··· SOURCE TEXT ···

As noted above, 5 cognitive tasks intended to measure 4 different constructs were administered to each participant. Each of these tasks has been described in detail in earlier reports, and additional details are provided in table 1 and the online supplementary materials, including descriptions of task length. The software for these tasks and testing procedures also are available for use by other investigators through the CNTRaCS Web site http://cntracs.ucdavis.edu/task. The order of task administration within a session for each participant was the same as the order in which the tasks are listed, with the exception of the goal maintenance tasks, which were counterbalanced across participants. We used a fixed task order in order to facilitate individual differences analyses of the relationships between task performance and other measures (eg, function, symptoms), which will be the focus of other publications. All tasks were administered 3 times. The time between the first (T1) and second (T2) assessments was planned to be 7 days (M = 7.24 days, range 4–14) and between the second and third (T3) 14 days (M = 14.39 days, range 10–29). Similar to the MATRICS,36 we also collected tolerability ratings from participants for the RiSE, JOVI, and CCE (ratings are not available for the DPX and the AX-CPT due to a technical problem with the part of the Eprime script that was to present the rating questions). The ratings were made using a 7-point visual analog scale, with 1 anchored with a frowning face and the word “Unpleasant” and 7 anchored with a smiling face and the word “Pleasant.”

··· INPUT DATA ···

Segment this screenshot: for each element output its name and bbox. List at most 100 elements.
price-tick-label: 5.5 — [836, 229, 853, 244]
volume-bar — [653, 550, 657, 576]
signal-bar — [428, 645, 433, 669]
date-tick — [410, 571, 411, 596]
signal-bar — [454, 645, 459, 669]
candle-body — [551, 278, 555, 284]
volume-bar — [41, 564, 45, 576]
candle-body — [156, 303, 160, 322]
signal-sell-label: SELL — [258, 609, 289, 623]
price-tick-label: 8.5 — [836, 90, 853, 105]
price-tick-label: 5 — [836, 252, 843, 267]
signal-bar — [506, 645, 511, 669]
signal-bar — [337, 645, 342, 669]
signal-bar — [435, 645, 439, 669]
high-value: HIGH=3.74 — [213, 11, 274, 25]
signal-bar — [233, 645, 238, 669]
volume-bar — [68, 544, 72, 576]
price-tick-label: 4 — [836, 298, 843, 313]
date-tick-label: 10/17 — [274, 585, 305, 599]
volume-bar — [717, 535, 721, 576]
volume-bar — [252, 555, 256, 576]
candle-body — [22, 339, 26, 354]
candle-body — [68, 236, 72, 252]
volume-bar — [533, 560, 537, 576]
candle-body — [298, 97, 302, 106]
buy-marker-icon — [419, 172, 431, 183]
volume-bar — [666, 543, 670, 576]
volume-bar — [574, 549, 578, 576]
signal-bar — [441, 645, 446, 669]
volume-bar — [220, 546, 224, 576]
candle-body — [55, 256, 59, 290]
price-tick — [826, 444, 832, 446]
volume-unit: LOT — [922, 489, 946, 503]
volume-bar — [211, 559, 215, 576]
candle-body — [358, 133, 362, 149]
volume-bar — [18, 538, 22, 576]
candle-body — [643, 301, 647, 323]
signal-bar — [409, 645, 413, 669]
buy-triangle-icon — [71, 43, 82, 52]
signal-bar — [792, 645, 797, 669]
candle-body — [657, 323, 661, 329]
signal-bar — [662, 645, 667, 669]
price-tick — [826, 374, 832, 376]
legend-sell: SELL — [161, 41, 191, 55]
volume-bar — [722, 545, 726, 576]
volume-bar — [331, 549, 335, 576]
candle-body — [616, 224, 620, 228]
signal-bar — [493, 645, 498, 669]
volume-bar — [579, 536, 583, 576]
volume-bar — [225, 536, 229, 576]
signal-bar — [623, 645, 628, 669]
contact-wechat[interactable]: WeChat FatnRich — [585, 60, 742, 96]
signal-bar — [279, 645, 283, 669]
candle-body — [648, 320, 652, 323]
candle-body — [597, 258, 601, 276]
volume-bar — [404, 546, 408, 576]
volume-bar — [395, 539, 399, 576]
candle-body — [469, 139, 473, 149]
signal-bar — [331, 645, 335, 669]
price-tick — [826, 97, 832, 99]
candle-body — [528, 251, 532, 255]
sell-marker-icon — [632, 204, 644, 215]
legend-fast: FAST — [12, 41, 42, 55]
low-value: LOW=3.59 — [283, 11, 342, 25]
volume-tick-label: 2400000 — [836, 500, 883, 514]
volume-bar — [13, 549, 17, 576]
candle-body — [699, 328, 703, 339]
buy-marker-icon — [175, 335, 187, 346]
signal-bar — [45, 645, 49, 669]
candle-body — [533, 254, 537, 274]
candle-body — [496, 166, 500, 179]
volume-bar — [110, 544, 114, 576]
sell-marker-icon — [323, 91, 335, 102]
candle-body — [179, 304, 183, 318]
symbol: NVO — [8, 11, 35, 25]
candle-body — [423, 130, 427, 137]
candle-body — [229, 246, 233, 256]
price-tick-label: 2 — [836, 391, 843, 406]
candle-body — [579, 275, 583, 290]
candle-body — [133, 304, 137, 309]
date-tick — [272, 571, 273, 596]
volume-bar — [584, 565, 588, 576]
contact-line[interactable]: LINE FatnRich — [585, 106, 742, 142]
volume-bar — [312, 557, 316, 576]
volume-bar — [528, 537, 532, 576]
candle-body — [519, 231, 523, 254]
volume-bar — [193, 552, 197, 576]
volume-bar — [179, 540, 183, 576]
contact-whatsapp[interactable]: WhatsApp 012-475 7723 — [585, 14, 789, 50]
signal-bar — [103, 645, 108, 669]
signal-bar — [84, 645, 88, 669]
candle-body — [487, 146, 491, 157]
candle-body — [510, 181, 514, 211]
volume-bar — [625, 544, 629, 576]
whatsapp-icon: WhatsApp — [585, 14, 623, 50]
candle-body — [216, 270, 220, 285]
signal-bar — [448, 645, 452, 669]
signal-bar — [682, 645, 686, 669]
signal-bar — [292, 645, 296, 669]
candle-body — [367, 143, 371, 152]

···

> YOUR GOAL
Extend the passage on cognitive task administration and tolerability ratings, starting after its final sentence.

> RESPONSE
Table 1.

Description of CNTRaCS Tasks

Construct Task Name Number of Trials Dependent Measure(s)
Goal maintenance: The processes involved in activating task related goals or rules based on endogenous or exogenous cues, actively representing them in a highly accessible form, and maintaining this information over an interval during which that information is needed to bias and constrain attention and response selection Dot Probe Expectancy (DPX)26 144 (104 “A-X”, 16 “B-X”, 16 “A-Y”, 8 “B-Y”) d  ′-context (AX hits vs BX false alarms)
AX-CPT30,36 144 (104 “A-X”, 16 “B-X”, 16 “A-Y”, 8 “B-Y”) d  ′-context (AX hits vs BX false alarms)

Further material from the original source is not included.